>> Begin Data

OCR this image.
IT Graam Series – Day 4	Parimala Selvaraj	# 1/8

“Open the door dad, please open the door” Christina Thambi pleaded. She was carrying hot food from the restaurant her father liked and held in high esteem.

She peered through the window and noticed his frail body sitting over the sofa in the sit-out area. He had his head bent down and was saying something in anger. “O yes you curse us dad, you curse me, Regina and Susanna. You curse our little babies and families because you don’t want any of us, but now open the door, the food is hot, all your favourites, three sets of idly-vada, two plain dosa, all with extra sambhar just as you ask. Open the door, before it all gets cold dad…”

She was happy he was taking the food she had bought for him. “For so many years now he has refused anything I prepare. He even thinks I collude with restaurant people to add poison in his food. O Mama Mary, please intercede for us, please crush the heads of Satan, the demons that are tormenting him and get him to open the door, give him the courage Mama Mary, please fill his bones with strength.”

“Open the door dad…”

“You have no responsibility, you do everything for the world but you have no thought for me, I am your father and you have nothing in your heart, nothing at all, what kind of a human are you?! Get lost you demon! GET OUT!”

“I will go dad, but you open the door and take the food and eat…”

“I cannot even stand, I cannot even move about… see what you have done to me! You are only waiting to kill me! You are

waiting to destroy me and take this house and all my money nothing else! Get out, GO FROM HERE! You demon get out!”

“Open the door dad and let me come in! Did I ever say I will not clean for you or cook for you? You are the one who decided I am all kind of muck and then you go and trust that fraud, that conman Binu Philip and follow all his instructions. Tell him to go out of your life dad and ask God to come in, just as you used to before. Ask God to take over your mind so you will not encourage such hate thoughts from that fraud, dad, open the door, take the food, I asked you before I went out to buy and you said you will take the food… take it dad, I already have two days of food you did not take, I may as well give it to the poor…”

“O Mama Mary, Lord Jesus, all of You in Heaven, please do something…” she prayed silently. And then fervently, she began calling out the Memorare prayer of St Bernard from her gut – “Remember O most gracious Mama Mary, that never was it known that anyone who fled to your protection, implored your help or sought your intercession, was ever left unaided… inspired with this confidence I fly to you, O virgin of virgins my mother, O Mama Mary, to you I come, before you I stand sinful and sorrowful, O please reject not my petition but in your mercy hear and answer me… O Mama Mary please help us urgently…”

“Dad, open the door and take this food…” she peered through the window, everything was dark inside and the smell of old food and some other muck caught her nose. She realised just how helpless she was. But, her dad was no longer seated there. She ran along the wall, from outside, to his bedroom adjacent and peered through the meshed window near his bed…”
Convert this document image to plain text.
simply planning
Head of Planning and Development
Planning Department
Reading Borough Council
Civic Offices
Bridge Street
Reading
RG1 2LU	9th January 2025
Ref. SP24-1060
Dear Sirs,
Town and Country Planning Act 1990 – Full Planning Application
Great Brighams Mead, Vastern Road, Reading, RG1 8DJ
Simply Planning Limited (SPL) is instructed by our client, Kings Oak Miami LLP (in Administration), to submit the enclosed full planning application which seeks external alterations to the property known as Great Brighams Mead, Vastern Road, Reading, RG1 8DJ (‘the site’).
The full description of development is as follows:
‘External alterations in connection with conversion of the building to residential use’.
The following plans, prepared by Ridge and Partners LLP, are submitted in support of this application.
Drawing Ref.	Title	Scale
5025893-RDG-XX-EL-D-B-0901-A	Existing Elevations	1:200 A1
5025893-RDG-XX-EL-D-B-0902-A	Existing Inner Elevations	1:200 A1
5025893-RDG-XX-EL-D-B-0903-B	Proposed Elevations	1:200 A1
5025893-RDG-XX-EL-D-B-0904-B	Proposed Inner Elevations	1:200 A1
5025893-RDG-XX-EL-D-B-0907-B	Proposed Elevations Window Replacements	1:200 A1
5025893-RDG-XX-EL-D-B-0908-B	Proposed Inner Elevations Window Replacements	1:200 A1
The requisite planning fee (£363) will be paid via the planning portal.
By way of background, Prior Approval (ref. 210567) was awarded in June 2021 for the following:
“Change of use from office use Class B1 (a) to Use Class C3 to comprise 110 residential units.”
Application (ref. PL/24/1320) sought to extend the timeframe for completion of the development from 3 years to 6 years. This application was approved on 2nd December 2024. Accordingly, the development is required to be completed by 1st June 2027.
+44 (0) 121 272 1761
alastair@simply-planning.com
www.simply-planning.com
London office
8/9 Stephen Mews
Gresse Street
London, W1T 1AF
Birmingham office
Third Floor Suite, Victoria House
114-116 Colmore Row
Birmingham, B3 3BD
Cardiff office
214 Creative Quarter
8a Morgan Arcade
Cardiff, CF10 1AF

>> End Data

■ What you should do
Write out every line of the records exactly.

■ Solution
OCR this image.
IT Graam Series – Day 4	Parimala Selvaraj	# 1/8

“Open the door dad, please open the door” Christina Thambi pleaded. She was carrying hot food from the restaurant her father liked and held in high esteem.

She peered through the window and noticed his frail body sitting over the sofa in the sit-out area. He had his head bent down and was saying something in anger. “O yes you curse us dad, you curse me, Regina and Susanna. You curse our little babies and families because you don’t want any of us, but now open the door, the food is hot, all your favourites, three sets of idly-vada, two plain dosa, all with extra sambhar just as you ask. Open the door, before it all gets cold dad…”

She was happy he was taking the food she had bought for him. “For so many years now he has refused anything I prepare. He even thinks I collude with restaurant people to add poison in his food. O Mama Mary, please intercede for us, please crush the heads of Satan, the demons that are tormenting him and get him to open the door, give him the courage Mama Mary, please fill his bones with strength.”

“Open the door dad…”

“You have no responsibility, you do everything for the world but you have no thought for me, I am your father and you have nothing in your heart, nothing at all, what kind of a human are you?! Get lost you demon! GET OUT!”

“I will go dad, but you open the door and take the food and eat…”

“I cannot even stand, I cannot even move about… see what you have done to me! You are only waiting to kill me! You are

waiting to destroy me and take this house and all my money nothing else! Get out, GO FROM HERE! You demon get out!”

“Open the door dad and let me come in! Did I ever say I will not clean for you or cook for you? You are the one who decided I am all kind of muck and then you go and trust that fraud, that conman Binu Philip and follow all his instructions. Tell him to go out of your life dad and ask God to come in, just as you used to before. Ask God to take over your mind so you will not encourage such hate thoughts from that fraud, dad, open the door, take the food, I asked you before I went out to buy and you said you will take the food… take it dad, I already have two days of food you did not take, I may as well give it to the poor…”

“O Mama Mary, Lord Jesus, all of You in Heaven, please do something…” she prayed silently. And then fervently, she began calling out the Memorare prayer of St Bernard from her gut – “Remember O most gracious Mama Mary, that never was it known that anyone who fled to your protection, implored your help or sought your intercession, was ever left unaided… inspired with this confidence I fly to you, O virgin of virgins my mother, O Mama Mary, to you I come, before you I stand sinful and sorrowful, O please reject not my petition but in your mercy hear and answer me… O Mama Mary please help us urgently…”

“Dad, open the door and take this food…” she peered through the window, everything was dark inside and the smell of old food and some other muck caught her nose. She realised just how helpless she was. But, her dad was no longer seated there. She ran along the wall, from outside, to his bedroom adjacent and peered through the meshed window near his bed…”
Convert this document image to plain text.
simply planning
Head of Planning and Development
Planning Department
Reading Borough Council
Civic Offices
Bridge Street
Reading
RG1 2LU	9th January 2025
Ref. SP24-1060
Dear Sirs,
Town and Country Planning Act 1990 – Full Planning Application
Great Brighams Mead, Vastern Road, Reading, RG1 8DJ
Simply Planning Limited (SPL) is instructed by our client, Kings Oak Miami LLP (in Administration), to submit the enclosed full planning application which seeks external alterations to the property known as Great Brighams Mead, Vastern Road, Reading, RG1 8DJ (‘the site’).
The full description of development is as follows:
‘External alterations in connection with conversion of the building to residential use’.
The following plans, prepared by Ridge and Partners LLP, are submitted in support of this application.
Drawing Ref.	Title	Scale
5025893-RDG-XX-EL-D-B-0901-A	Existing Elevations	1:200 A1
5025893-RDG-XX-EL-D-B-0902-A	Existing Inner Elevations	1:200 A1
5025893-RDG-XX-EL-D-B-0903-B	Proposed Elevations	1:200 A1
5025893-RDG-XX-EL-D-B-0904-B	Proposed Inner Elevations	1:200 A1
5025893-RDG-XX-EL-D-B-0907-B	Proposed Elevations Window Replacements	1:200 A1
5025893-RDG-XX-EL-D-B-0908-B	Proposed Inner Elevations Window Replacements	1:200 A1
The requisite planning fee (£363) will be paid via the planning portal.
By way of background, Prior Approval (ref. 210567) was awarded in June 2021 for the following:
“Change of use from office use Class B1 (a) to Use Class C3 to comprise 110 residential units.”
Application (ref. PL/24/1320) sought to extend the timeframe for completion of the development from 3 years to 6 years. This application was approved on 2nd December 2024. Accordingly, the development is required to be completed by 1st June 2027.
+44 (0) 121 272 1761
alastair@simply-planning.com
www.simply-planning.com
London office
8/9 Stephen Mews
Gresse Street
London, W1T 1AF
Birmingham office
Third Floor Suite, Victoria House
114-116 Colmore Row
Birmingham, B3 3BD
Cardiff office
214 Creative Quarter
8a Morgan Arcade
Cardiff, CF10 1AF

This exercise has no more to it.